Part of a data file
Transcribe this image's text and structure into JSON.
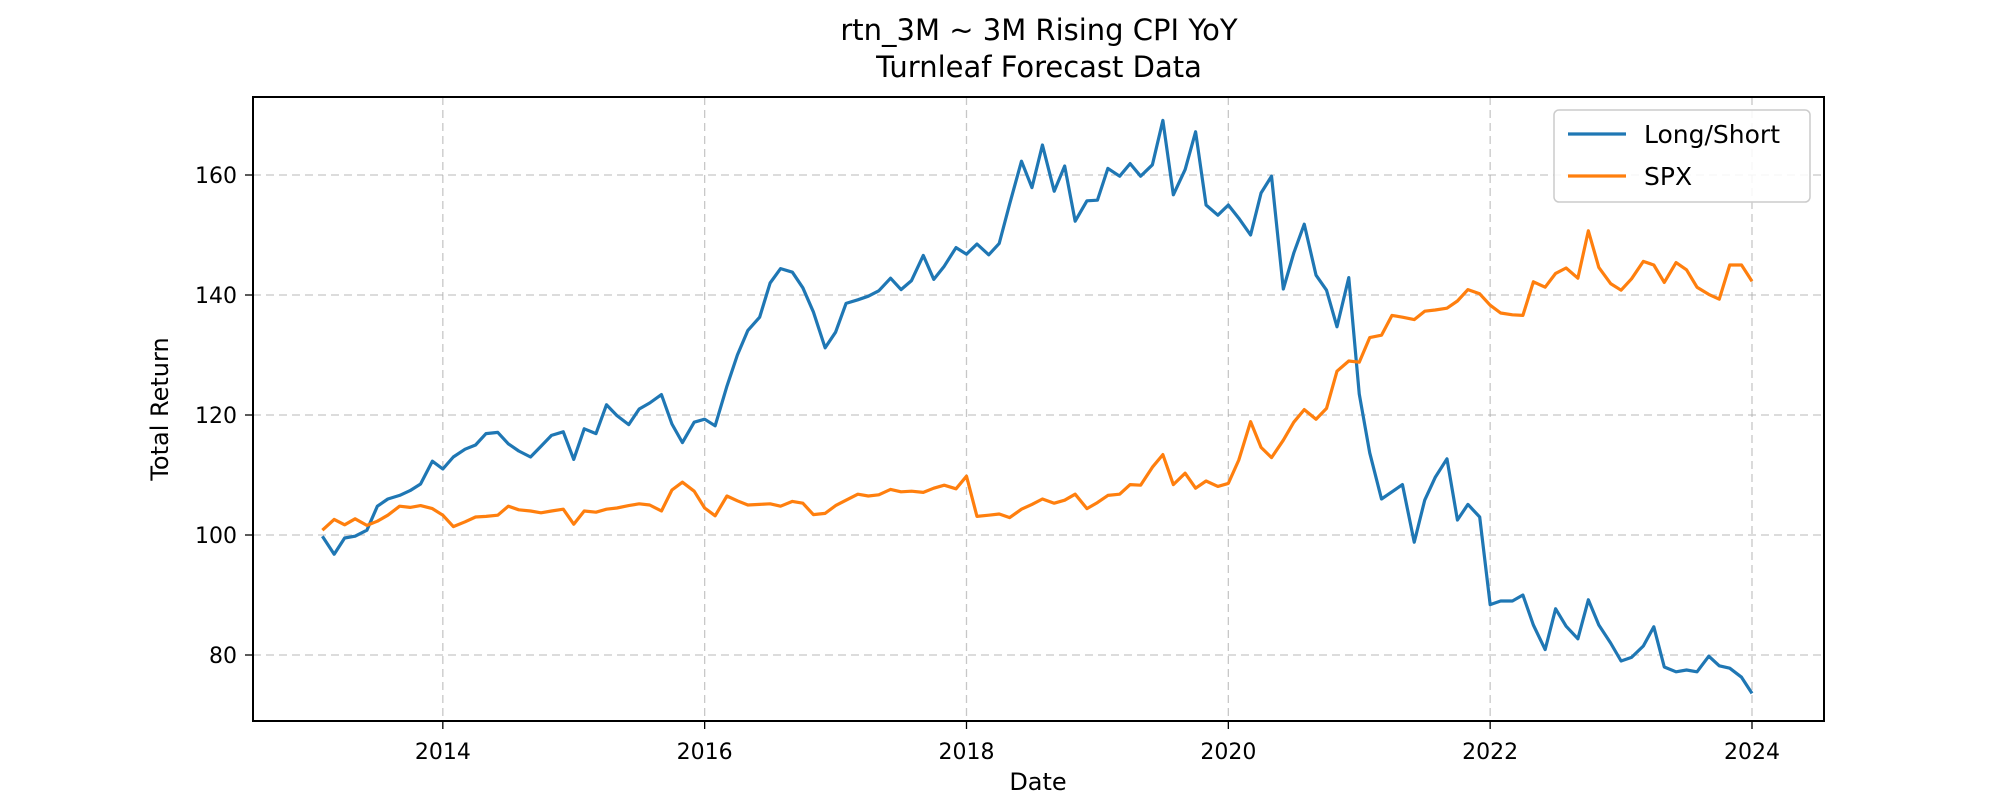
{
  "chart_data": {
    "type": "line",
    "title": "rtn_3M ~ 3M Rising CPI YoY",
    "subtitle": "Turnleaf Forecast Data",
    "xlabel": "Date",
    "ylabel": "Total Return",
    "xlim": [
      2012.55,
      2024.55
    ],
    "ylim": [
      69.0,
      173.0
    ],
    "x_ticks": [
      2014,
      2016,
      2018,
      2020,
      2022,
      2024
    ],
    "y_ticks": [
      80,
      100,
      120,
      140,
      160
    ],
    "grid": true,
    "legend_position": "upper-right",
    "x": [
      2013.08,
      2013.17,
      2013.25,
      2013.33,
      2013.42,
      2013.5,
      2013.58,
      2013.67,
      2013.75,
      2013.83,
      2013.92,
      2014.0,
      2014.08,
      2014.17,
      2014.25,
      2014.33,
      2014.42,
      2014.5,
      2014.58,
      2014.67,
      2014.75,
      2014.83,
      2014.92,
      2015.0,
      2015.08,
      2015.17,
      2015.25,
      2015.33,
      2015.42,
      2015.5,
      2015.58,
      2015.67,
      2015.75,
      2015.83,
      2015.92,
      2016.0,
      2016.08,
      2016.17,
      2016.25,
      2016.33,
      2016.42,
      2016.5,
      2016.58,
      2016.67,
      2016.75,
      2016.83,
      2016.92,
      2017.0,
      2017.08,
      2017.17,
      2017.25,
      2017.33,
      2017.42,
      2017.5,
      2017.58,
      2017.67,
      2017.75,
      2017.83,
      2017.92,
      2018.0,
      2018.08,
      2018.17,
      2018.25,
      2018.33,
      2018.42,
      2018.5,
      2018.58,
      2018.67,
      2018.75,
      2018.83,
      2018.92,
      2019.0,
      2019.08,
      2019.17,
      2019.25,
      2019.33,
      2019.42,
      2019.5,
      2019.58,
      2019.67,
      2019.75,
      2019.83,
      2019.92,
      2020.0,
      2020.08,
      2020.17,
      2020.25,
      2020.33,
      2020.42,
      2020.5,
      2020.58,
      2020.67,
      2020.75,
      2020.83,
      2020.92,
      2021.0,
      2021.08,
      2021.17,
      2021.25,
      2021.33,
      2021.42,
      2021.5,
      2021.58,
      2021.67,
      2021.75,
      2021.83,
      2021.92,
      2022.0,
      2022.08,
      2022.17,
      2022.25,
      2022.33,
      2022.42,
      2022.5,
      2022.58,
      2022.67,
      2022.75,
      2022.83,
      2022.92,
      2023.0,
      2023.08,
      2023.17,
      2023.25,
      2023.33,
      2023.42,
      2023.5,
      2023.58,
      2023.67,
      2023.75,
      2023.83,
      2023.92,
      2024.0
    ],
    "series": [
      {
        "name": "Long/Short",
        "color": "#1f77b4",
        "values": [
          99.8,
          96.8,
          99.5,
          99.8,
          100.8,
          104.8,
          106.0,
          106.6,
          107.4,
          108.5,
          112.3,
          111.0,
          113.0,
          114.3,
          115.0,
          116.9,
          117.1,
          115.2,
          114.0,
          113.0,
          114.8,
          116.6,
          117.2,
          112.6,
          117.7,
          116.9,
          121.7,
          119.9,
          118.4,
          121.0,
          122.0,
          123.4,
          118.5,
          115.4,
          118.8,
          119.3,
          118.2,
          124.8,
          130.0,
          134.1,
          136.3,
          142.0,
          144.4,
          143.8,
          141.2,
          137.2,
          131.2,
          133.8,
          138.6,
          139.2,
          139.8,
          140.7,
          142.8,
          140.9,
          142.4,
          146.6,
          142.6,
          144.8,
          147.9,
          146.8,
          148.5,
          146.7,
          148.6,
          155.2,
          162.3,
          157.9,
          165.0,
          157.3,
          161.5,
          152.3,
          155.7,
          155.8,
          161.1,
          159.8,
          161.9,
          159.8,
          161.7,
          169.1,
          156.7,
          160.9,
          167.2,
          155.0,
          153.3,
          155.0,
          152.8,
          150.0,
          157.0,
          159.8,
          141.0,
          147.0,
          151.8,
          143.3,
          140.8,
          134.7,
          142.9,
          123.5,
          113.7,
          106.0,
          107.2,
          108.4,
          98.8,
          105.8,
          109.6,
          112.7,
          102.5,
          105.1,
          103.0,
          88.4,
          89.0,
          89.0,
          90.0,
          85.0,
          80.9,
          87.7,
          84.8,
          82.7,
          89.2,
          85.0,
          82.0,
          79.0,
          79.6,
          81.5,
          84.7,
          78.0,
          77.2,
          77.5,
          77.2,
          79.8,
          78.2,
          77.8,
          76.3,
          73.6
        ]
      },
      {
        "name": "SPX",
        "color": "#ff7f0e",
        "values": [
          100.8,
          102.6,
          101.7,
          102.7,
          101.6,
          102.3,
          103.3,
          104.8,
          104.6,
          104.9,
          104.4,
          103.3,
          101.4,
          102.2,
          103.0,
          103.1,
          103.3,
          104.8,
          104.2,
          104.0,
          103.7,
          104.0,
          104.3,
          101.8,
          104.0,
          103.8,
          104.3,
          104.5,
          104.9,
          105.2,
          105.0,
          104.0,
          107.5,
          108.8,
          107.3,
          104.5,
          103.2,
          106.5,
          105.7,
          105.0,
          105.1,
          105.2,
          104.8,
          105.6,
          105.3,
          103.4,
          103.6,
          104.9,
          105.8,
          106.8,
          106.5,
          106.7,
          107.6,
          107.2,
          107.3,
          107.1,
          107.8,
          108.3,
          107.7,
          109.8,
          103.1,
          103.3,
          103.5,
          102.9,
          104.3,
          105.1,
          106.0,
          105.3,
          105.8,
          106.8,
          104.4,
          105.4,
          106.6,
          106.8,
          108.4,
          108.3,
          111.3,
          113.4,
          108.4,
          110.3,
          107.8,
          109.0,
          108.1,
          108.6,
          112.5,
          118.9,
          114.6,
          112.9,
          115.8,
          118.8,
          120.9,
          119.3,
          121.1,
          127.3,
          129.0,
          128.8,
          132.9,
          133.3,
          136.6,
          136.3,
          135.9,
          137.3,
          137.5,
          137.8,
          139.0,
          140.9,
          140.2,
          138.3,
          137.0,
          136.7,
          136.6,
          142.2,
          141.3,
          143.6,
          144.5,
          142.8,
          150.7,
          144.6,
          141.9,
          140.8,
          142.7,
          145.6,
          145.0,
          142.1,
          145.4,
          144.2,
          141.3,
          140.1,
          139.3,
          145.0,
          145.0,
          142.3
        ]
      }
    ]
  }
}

*SHORT PROBLEM*
Give back all entries exactly. No pictures belong in the copy.

*SOLUTION*
Transcribe this image's text and structure into JSON.
{
  "chart_data": {
    "type": "line",
    "title": "rtn_3M ~ 3M Rising CPI YoY",
    "subtitle": "Turnleaf Forecast Data",
    "xlabel": "Date",
    "ylabel": "Total Return",
    "xlim": [
      2012.55,
      2024.55
    ],
    "ylim": [
      69.0,
      173.0
    ],
    "x_ticks": [
      2014,
      2016,
      2018,
      2020,
      2022,
      2024
    ],
    "y_ticks": [
      80,
      100,
      120,
      140,
      160
    ],
    "grid": true,
    "legend_position": "upper-right",
    "x": [
      2013.08,
      2013.17,
      2013.25,
      2013.33,
      2013.42,
      2013.5,
      2013.58,
      2013.67,
      2013.75,
      2013.83,
      2013.92,
      2014.0,
      2014.08,
      2014.17,
      2014.25,
      2014.33,
      2014.42,
      2014.5,
      2014.58,
      2014.67,
      2014.75,
      2014.83,
      2014.92,
      2015.0,
      2015.08,
      2015.17,
      2015.25,
      2015.33,
      2015.42,
      2015.5,
      2015.58,
      2015.67,
      2015.75,
      2015.83,
      2015.92,
      2016.0,
      2016.08,
      2016.17,
      2016.25,
      2016.33,
      2016.42,
      2016.5,
      2016.58,
      2016.67,
      2016.75,
      2016.83,
      2016.92,
      2017.0,
      2017.08,
      2017.17,
      2017.25,
      2017.33,
      2017.42,
      2017.5,
      2017.58,
      2017.67,
      2017.75,
      2017.83,
      2017.92,
      2018.0,
      2018.08,
      2018.17,
      2018.25,
      2018.33,
      2018.42,
      2018.5,
      2018.58,
      2018.67,
      2018.75,
      2018.83,
      2018.92,
      2019.0,
      2019.08,
      2019.17,
      2019.25,
      2019.33,
      2019.42,
      2019.5,
      2019.58,
      2019.67,
      2019.75,
      2019.83,
      2019.92,
      2020.0,
      2020.08,
      2020.17,
      2020.25,
      2020.33,
      2020.42,
      2020.5,
      2020.58,
      2020.67,
      2020.75,
      2020.83,
      2020.92,
      2021.0,
      2021.08,
      2021.17,
      2021.25,
      2021.33,
      2021.42,
      2021.5,
      2021.58,
      2021.67,
      2021.75,
      2021.83,
      2021.92,
      2022.0,
      2022.08,
      2022.17,
      2022.25,
      2022.33,
      2022.42,
      2022.5,
      2022.58,
      2022.67,
      2022.75,
      2022.83,
      2022.92,
      2023.0,
      2023.08,
      2023.17,
      2023.25,
      2023.33,
      2023.42,
      2023.5,
      2023.58,
      2023.67,
      2023.75,
      2023.83,
      2023.92,
      2024.0
    ],
    "series": [
      {
        "name": "Long/Short",
        "color": "#1f77b4",
        "values": [
          99.8,
          96.8,
          99.5,
          99.8,
          100.8,
          104.8,
          106.0,
          106.6,
          107.4,
          108.5,
          112.3,
          111.0,
          113.0,
          114.3,
          115.0,
          116.9,
          117.1,
          115.2,
          114.0,
          113.0,
          114.8,
          116.6,
          117.2,
          112.6,
          117.7,
          116.9,
          121.7,
          119.9,
          118.4,
          121.0,
          122.0,
          123.4,
          118.5,
          115.4,
          118.8,
          119.3,
          118.2,
          124.8,
          130.0,
          134.1,
          136.3,
          142.0,
          144.4,
          143.8,
          141.2,
          137.2,
          131.2,
          133.8,
          138.6,
          139.2,
          139.8,
          140.7,
          142.8,
          140.9,
          142.4,
          146.6,
          142.6,
          144.8,
          147.9,
          146.8,
          148.5,
          146.7,
          148.6,
          155.2,
          162.3,
          157.9,
          165.0,
          157.3,
          161.5,
          152.3,
          155.7,
          155.8,
          161.1,
          159.8,
          161.9,
          159.8,
          161.7,
          169.1,
          156.7,
          160.9,
          167.2,
          155.0,
          153.3,
          155.0,
          152.8,
          150.0,
          157.0,
          159.8,
          141.0,
          147.0,
          151.8,
          143.3,
          140.8,
          134.7,
          142.9,
          123.5,
          113.7,
          106.0,
          107.2,
          108.4,
          98.8,
          105.8,
          109.6,
          112.7,
          102.5,
          105.1,
          103.0,
          88.4,
          89.0,
          89.0,
          90.0,
          85.0,
          80.9,
          87.7,
          84.8,
          82.7,
          89.2,
          85.0,
          82.0,
          79.0,
          79.6,
          81.5,
          84.7,
          78.0,
          77.2,
          77.5,
          77.2,
          79.8,
          78.2,
          77.8,
          76.3,
          73.6
        ]
      },
      {
        "name": "SPX",
        "color": "#ff7f0e",
        "values": [
          100.8,
          102.6,
          101.7,
          102.7,
          101.6,
          102.3,
          103.3,
          104.8,
          104.6,
          104.9,
          104.4,
          103.3,
          101.4,
          102.2,
          103.0,
          103.1,
          103.3,
          104.8,
          104.2,
          104.0,
          103.7,
          104.0,
          104.3,
          101.8,
          104.0,
          103.8,
          104.3,
          104.5,
          104.9,
          105.2,
          105.0,
          104.0,
          107.5,
          108.8,
          107.3,
          104.5,
          103.2,
          106.5,
          105.7,
          105.0,
          105.1,
          105.2,
          104.8,
          105.6,
          105.3,
          103.4,
          103.6,
          104.9,
          105.8,
          106.8,
          106.5,
          106.7,
          107.6,
          107.2,
          107.3,
          107.1,
          107.8,
          108.3,
          107.7,
          109.8,
          103.1,
          103.3,
          103.5,
          102.9,
          104.3,
          105.1,
          106.0,
          105.3,
          105.8,
          106.8,
          104.4,
          105.4,
          106.6,
          106.8,
          108.4,
          108.3,
          111.3,
          113.4,
          108.4,
          110.3,
          107.8,
          109.0,
          108.1,
          108.6,
          112.5,
          118.9,
          114.6,
          112.9,
          115.8,
          118.8,
          120.9,
          119.3,
          121.1,
          127.3,
          129.0,
          128.8,
          132.9,
          133.3,
          136.6,
          136.3,
          135.9,
          137.3,
          137.5,
          137.8,
          139.0,
          140.9,
          140.2,
          138.3,
          137.0,
          136.7,
          136.6,
          142.2,
          141.3,
          143.6,
          144.5,
          142.8,
          150.7,
          144.6,
          141.9,
          140.8,
          142.7,
          145.6,
          145.0,
          142.1,
          145.4,
          144.2,
          141.3,
          140.1,
          139.3,
          145.0,
          145.0,
          142.3
        ]
      }
    ]
  }
}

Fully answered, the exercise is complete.